* _THE REQUEST_: Retype every line of the layout records below exactly, leaving out the pictures.

(Layout records)
▼▼▼

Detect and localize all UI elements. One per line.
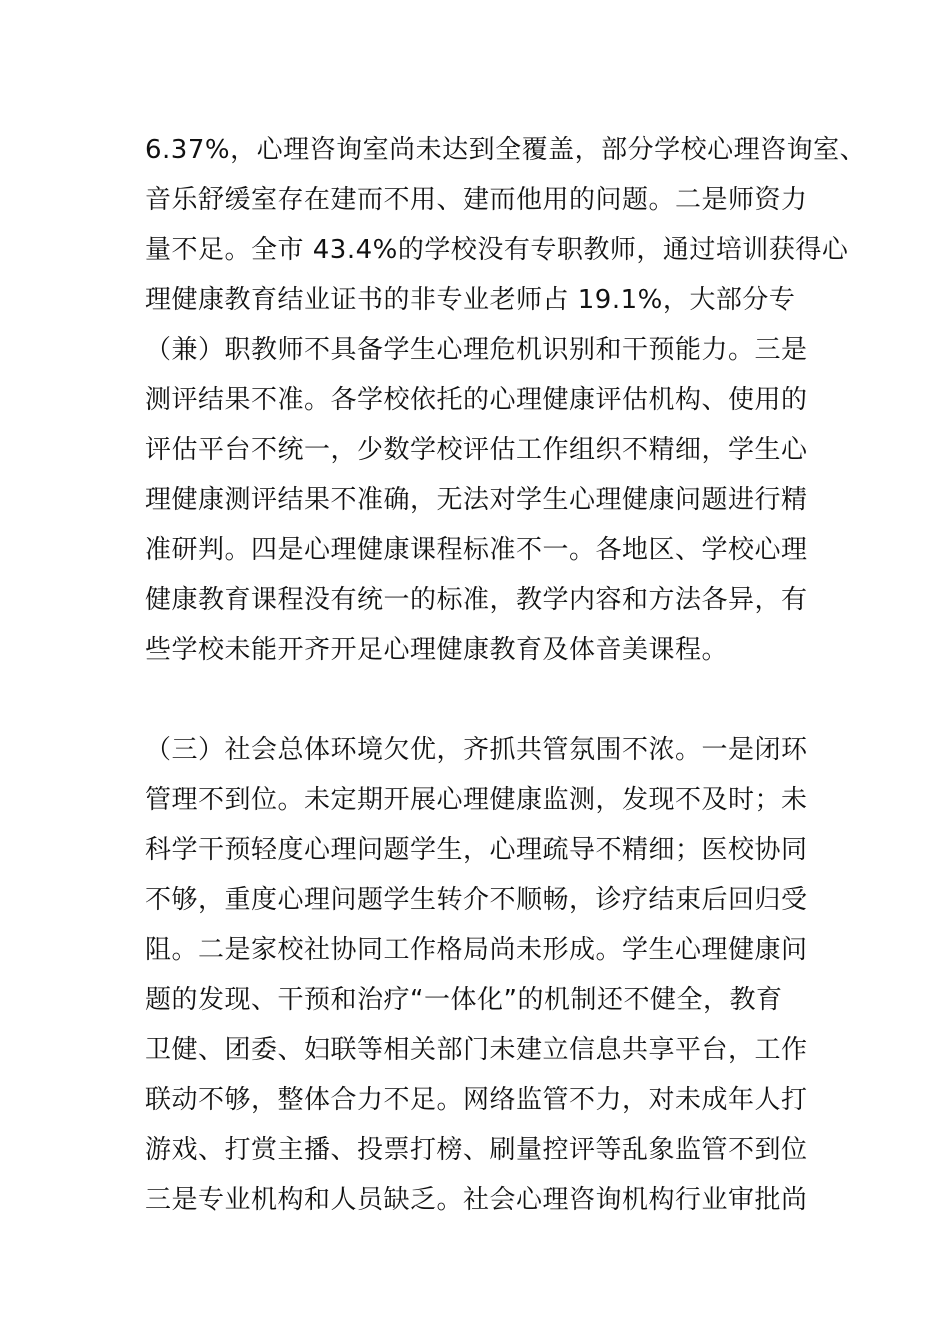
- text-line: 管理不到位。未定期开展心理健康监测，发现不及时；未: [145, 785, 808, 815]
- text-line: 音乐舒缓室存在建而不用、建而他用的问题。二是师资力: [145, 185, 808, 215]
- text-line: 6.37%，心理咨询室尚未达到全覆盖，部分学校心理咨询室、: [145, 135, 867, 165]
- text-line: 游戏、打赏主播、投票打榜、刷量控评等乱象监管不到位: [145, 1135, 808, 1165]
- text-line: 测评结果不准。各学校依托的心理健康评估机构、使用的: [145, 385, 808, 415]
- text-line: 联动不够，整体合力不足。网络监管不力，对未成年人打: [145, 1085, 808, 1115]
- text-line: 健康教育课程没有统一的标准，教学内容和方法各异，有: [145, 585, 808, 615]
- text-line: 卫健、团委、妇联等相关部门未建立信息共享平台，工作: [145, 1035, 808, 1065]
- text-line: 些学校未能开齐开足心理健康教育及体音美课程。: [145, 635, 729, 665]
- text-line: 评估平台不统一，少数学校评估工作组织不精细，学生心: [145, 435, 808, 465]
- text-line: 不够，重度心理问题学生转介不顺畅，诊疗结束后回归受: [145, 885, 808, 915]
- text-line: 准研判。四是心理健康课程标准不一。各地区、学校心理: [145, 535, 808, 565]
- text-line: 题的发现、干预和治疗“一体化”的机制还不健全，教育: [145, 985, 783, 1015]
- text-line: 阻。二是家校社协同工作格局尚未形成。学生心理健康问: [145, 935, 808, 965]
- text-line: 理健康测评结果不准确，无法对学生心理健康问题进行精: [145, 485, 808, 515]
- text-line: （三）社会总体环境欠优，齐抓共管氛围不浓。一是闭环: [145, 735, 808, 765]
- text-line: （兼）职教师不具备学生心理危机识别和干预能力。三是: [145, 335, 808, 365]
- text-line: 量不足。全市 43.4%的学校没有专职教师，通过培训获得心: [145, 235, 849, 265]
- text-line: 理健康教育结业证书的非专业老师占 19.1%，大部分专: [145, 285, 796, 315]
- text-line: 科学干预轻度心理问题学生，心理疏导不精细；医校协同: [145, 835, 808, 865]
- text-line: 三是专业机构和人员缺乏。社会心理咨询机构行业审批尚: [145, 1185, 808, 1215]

▲▲▲

* _RESULT_:
Detect and localize all UI elements. One per line.
- text-line: 管理不到位。未定期开展心理健康监测，发现不及时；未: [145, 785, 808, 815]
- text-line: 音乐舒缓室存在建而不用、建而他用的问题。二是师资力: [145, 185, 808, 215]
- text-line: 6.37%，心理咨询室尚未达到全覆盖，部分学校心理咨询室、: [145, 135, 867, 165]
- text-line: 游戏、打赏主播、投票打榜、刷量控评等乱象监管不到位: [145, 1135, 808, 1165]
- text-line: 测评结果不准。各学校依托的心理健康评估机构、使用的: [145, 385, 808, 415]
- text-line: 联动不够，整体合力不足。网络监管不力，对未成年人打: [145, 1085, 808, 1115]
- text-line: 健康教育课程没有统一的标准，教学内容和方法各异，有: [145, 585, 808, 615]
- text-line: 卫健、团委、妇联等相关部门未建立信息共享平台，工作: [145, 1035, 808, 1065]
- text-line: 些学校未能开齐开足心理健康教育及体音美课程。: [145, 635, 729, 665]
- text-line: 评估平台不统一，少数学校评估工作组织不精细，学生心: [145, 435, 808, 465]
- text-line: 不够，重度心理问题学生转介不顺畅，诊疗结束后回归受: [145, 885, 808, 915]
- text-line: 准研判。四是心理健康课程标准不一。各地区、学校心理: [145, 535, 808, 565]
- text-line: 题的发现、干预和治疗“一体化”的机制还不健全，教育: [145, 985, 783, 1015]
- text-line: 阻。二是家校社协同工作格局尚未形成。学生心理健康问: [145, 935, 808, 965]
- text-line: 理健康测评结果不准确，无法对学生心理健康问题进行精: [145, 485, 808, 515]
- text-line: （三）社会总体环境欠优，齐抓共管氛围不浓。一是闭环: [145, 735, 808, 765]
- text-line: （兼）职教师不具备学生心理危机识别和干预能力。三是: [145, 335, 808, 365]
- text-line: 量不足。全市 43.4%的学校没有专职教师，通过培训获得心: [145, 235, 849, 265]
- text-line: 理健康教育结业证书的非专业老师占 19.1%，大部分专: [145, 285, 796, 315]
- text-line: 科学干预轻度心理问题学生，心理疏导不精细；医校协同: [145, 835, 808, 865]
- text-line: 三是专业机构和人员缺乏。社会心理咨询机构行业审批尚: [145, 1185, 808, 1215]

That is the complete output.